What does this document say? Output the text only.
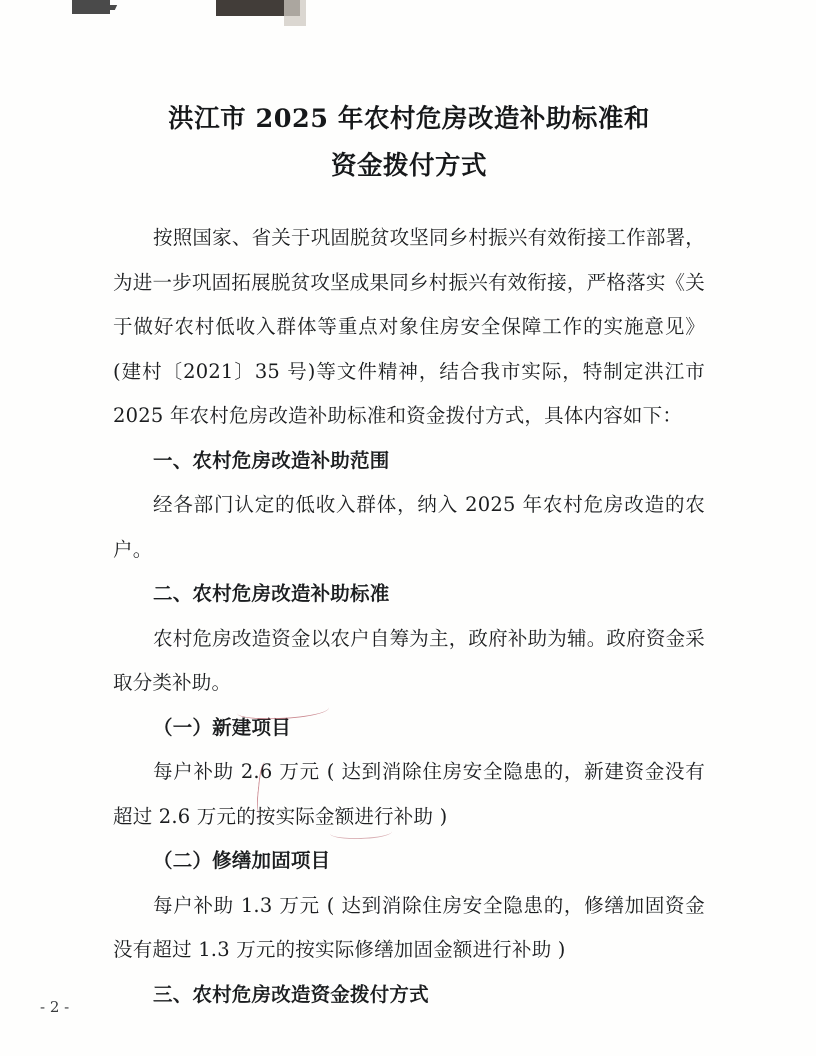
洪江市 2025 年农村危房改造补助标准和
资金拨付方式

按照国家、省关于巩固脱贫攻坚同乡村振兴有效衔接工作部署，为进一步巩固拓展脱贫攻坚成果同乡村振兴有效衔接，严格落实《关于做好农村低收入群体等重点对象住房安全保障工作的实施意见》(建村〔2021〕35 号)等文件精神，结合我市实际，特制定洪江市 2025 年农村危房改造补助标准和资金拨付方式，具体内容如下：

一、农村危房改造补助范围

经各部门认定的低收入群体，纳入 2025 年农村危房改造的农户。

二、农村危房改造补助标准

农村危房改造资金以农户自筹为主，政府补助为辅。政府资金采取分类补助。

（一）新建项目

每户补助 2.6 万元 ( 达到消除住房安全隐患的，新建资金没有超过 2.6 万元的按实际金额进行补助 )

（二）修缮加固项目

每户补助 1.3 万元 ( 达到消除住房安全隐患的，修缮加固资金没有超过 1.3 万元的按实际修缮加固金额进行补助 )

三、农村危房改造资金拨付方式

- 2 -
--------
* GIVEN EXERCISE *
Extract the full listing exactly, with the pictures left out.

* FINISHED ANSWER *
What does this document say? Output the text only.
洪江市 2025 年农村危房改造补助标准和
资金拨付方式

按照国家、省关于巩固脱贫攻坚同乡村振兴有效衔接工作部署，为进一步巩固拓展脱贫攻坚成果同乡村振兴有效衔接，严格落实《关于做好农村低收入群体等重点对象住房安全保障工作的实施意见》(建村〔2021〕35 号)等文件精神，结合我市实际，特制定洪江市 2025 年农村危房改造补助标准和资金拨付方式，具体内容如下：

一、农村危房改造补助范围

经各部门认定的低收入群体，纳入 2025 年农村危房改造的农户。

二、农村危房改造补助标准

农村危房改造资金以农户自筹为主，政府补助为辅。政府资金采取分类补助。

（一）新建项目

每户补助 2.6 万元 ( 达到消除住房安全隐患的，新建资金没有超过 2.6 万元的按实际金额进行补助 )

（二）修缮加固项目

每户补助 1.3 万元 ( 达到消除住房安全隐患的，修缮加固资金没有超过 1.3 万元的按实际修缮加固金额进行补助 )

三、农村危房改造资金拨付方式

- 2 -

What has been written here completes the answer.